— BEGIN —

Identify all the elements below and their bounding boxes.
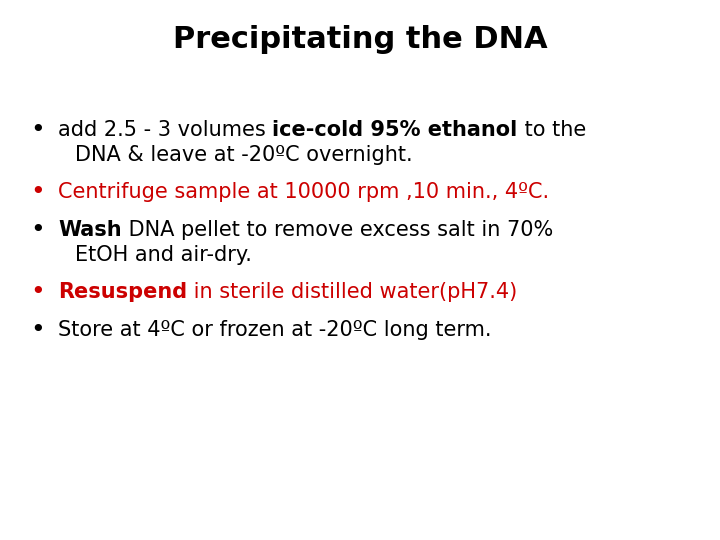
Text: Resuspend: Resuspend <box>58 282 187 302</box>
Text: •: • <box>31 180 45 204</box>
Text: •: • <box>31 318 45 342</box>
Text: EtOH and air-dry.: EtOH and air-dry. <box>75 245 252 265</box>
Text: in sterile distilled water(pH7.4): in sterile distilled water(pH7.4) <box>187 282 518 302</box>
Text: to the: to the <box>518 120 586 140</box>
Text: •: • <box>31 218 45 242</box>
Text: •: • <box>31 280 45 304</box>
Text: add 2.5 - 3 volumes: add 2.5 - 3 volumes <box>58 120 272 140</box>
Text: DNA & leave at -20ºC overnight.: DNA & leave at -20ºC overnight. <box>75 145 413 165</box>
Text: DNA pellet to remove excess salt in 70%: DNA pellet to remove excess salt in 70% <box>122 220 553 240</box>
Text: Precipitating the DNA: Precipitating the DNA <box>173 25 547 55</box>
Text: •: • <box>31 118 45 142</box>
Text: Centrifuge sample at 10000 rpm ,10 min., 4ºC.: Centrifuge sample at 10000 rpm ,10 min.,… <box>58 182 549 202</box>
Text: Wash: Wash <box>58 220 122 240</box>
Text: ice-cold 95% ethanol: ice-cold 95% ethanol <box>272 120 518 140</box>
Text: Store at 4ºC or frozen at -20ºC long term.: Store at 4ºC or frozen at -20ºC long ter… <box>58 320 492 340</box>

— END —
— BEGIN —

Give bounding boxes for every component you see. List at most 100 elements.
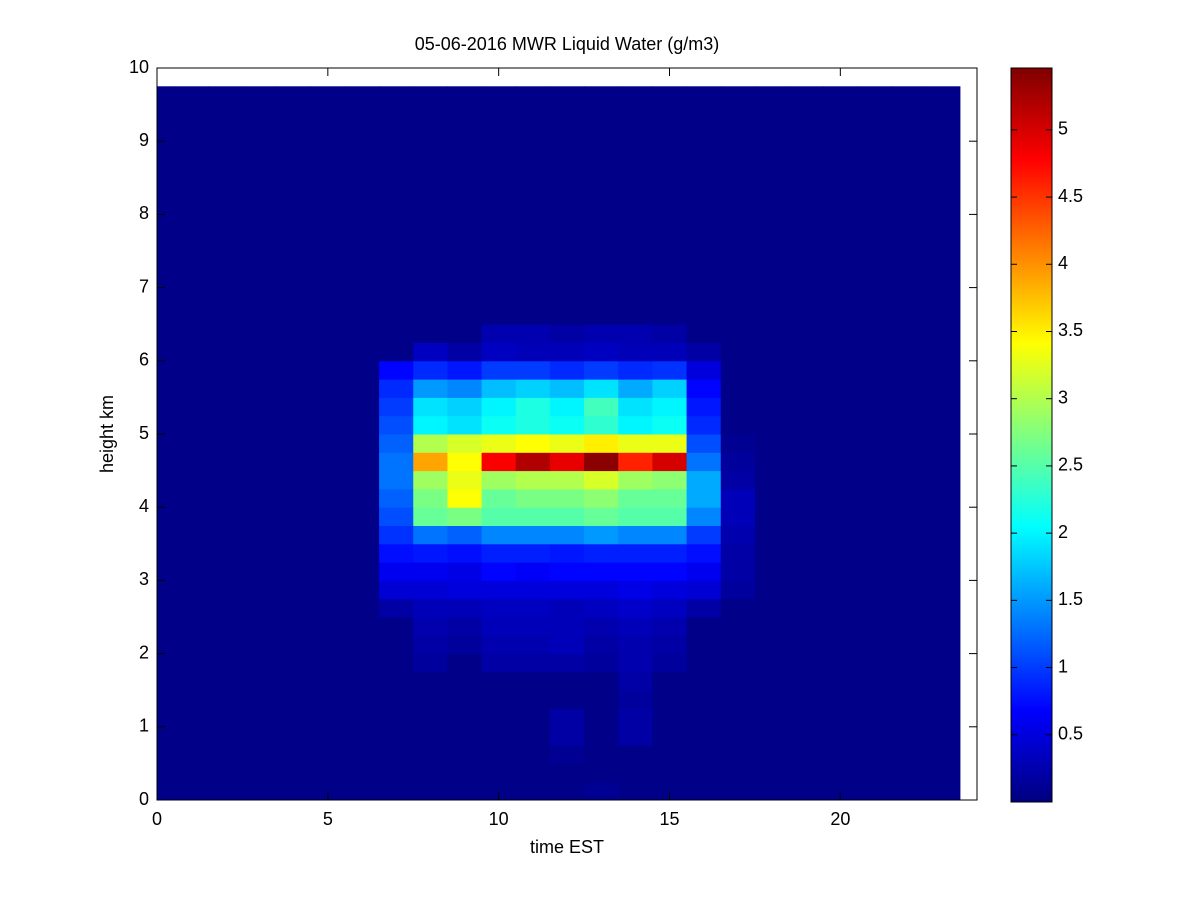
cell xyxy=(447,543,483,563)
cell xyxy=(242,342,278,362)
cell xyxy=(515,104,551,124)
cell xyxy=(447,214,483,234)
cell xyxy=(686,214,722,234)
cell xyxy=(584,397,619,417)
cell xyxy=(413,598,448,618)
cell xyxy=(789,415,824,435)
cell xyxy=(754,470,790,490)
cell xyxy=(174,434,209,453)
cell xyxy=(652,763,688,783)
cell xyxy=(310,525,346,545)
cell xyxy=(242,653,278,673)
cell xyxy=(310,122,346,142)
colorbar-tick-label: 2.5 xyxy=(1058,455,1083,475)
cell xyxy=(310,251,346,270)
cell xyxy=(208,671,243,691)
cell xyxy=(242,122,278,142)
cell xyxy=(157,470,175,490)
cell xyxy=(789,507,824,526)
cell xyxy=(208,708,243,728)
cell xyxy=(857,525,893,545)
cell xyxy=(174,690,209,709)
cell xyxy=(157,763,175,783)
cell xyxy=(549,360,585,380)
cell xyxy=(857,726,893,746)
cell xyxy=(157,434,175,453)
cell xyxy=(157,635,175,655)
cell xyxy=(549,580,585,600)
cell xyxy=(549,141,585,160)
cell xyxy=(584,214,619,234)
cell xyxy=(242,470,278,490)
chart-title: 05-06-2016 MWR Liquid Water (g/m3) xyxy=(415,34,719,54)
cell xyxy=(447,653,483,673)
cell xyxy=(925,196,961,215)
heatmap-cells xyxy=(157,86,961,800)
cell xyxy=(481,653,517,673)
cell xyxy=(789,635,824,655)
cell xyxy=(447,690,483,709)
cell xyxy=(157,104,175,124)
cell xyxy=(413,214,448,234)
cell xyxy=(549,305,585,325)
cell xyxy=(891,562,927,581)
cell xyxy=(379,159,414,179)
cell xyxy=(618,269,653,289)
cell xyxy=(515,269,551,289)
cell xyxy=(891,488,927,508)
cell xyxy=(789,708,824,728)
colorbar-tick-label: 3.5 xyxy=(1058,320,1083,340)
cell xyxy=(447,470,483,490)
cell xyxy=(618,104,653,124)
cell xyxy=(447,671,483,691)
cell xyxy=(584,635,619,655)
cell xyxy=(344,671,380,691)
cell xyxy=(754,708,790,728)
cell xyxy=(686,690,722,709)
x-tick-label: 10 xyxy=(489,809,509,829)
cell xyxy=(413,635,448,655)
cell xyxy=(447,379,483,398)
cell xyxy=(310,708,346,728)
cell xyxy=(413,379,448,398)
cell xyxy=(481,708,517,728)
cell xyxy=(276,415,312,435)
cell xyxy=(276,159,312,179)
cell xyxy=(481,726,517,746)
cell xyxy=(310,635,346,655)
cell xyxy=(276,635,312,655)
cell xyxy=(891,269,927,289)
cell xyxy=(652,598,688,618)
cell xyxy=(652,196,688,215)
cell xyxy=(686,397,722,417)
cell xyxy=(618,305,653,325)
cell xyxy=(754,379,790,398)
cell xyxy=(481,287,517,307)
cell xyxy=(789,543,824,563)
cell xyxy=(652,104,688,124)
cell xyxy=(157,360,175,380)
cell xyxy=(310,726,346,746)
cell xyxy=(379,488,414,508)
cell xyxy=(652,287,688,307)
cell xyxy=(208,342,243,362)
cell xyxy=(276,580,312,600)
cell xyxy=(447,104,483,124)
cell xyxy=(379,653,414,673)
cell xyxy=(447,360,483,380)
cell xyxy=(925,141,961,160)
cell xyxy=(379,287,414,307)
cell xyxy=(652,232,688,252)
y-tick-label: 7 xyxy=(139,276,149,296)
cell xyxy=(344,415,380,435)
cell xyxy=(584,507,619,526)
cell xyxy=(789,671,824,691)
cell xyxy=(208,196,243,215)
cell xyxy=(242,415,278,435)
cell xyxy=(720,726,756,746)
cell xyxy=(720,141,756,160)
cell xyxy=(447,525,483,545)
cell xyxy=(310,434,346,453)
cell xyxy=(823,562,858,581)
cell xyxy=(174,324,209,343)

— END —
— BEGIN —

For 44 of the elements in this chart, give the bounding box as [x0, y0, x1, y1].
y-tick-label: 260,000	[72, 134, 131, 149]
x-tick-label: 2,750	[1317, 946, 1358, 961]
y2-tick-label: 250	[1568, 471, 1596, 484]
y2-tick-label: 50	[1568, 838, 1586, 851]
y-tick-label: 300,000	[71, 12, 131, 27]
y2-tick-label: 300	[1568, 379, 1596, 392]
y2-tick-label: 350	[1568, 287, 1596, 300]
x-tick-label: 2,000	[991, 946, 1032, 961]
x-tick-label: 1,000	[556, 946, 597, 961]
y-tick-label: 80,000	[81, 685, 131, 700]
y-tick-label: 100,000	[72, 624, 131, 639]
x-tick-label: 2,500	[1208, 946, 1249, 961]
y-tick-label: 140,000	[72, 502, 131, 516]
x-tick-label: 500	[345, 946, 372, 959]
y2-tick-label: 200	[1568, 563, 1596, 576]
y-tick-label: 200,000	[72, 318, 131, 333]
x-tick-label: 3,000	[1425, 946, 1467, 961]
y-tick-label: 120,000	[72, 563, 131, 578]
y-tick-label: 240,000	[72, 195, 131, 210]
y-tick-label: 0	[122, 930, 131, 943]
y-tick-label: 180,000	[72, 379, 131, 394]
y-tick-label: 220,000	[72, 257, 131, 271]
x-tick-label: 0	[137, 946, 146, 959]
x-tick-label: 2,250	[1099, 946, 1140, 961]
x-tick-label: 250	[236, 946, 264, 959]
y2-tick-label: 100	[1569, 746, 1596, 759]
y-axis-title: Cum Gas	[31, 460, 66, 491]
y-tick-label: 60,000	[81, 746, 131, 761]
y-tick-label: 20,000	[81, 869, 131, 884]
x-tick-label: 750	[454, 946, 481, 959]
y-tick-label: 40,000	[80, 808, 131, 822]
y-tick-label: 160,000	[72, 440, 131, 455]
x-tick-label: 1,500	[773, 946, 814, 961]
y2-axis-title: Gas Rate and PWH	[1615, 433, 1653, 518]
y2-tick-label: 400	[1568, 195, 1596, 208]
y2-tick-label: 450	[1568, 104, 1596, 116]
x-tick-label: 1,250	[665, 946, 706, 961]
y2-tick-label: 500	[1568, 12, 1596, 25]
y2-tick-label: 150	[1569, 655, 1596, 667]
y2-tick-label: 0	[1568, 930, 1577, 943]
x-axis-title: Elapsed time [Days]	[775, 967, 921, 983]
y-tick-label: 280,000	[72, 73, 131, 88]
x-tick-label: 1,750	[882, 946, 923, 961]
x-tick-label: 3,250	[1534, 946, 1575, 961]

— END —

Begin at the record line that has "cell xyxy=(447,543,483,563)" and stop after the one that has "cell xyxy=(789,635,824,655)". Write those lines out again with "Liquid Water" changed to "Cloud Water" and nothing else altered.

cell xyxy=(447,543,483,563)
cell xyxy=(242,342,278,362)
cell xyxy=(515,104,551,124)
cell xyxy=(447,214,483,234)
cell xyxy=(686,214,722,234)
cell xyxy=(584,397,619,417)
cell xyxy=(413,598,448,618)
cell xyxy=(789,415,824,435)
cell xyxy=(754,470,790,490)
cell xyxy=(174,434,209,453)
cell xyxy=(652,763,688,783)
cell xyxy=(310,525,346,545)
cell xyxy=(242,653,278,673)
cell xyxy=(310,122,346,142)
colorbar-tick-label: 2.5 xyxy=(1058,455,1083,475)
cell xyxy=(310,251,346,270)
cell xyxy=(208,671,243,691)
cell xyxy=(242,122,278,142)
cell xyxy=(157,470,175,490)
cell xyxy=(789,507,824,526)
cell xyxy=(208,708,243,728)
cell xyxy=(857,525,893,545)
cell xyxy=(174,690,209,709)
cell xyxy=(157,763,175,783)
cell xyxy=(549,360,585,380)
cell xyxy=(857,726,893,746)
cell xyxy=(157,434,175,453)
cell xyxy=(157,635,175,655)
cell xyxy=(549,580,585,600)
cell xyxy=(549,141,585,160)
cell xyxy=(584,214,619,234)
cell xyxy=(242,470,278,490)
chart-title: 05-06-2016 MWR Cloud Water (g/m3) xyxy=(415,34,719,54)
cell xyxy=(447,653,483,673)
cell xyxy=(925,196,961,215)
heatmap-cells xyxy=(157,86,961,800)
cell xyxy=(481,653,517,673)
cell xyxy=(789,635,824,655)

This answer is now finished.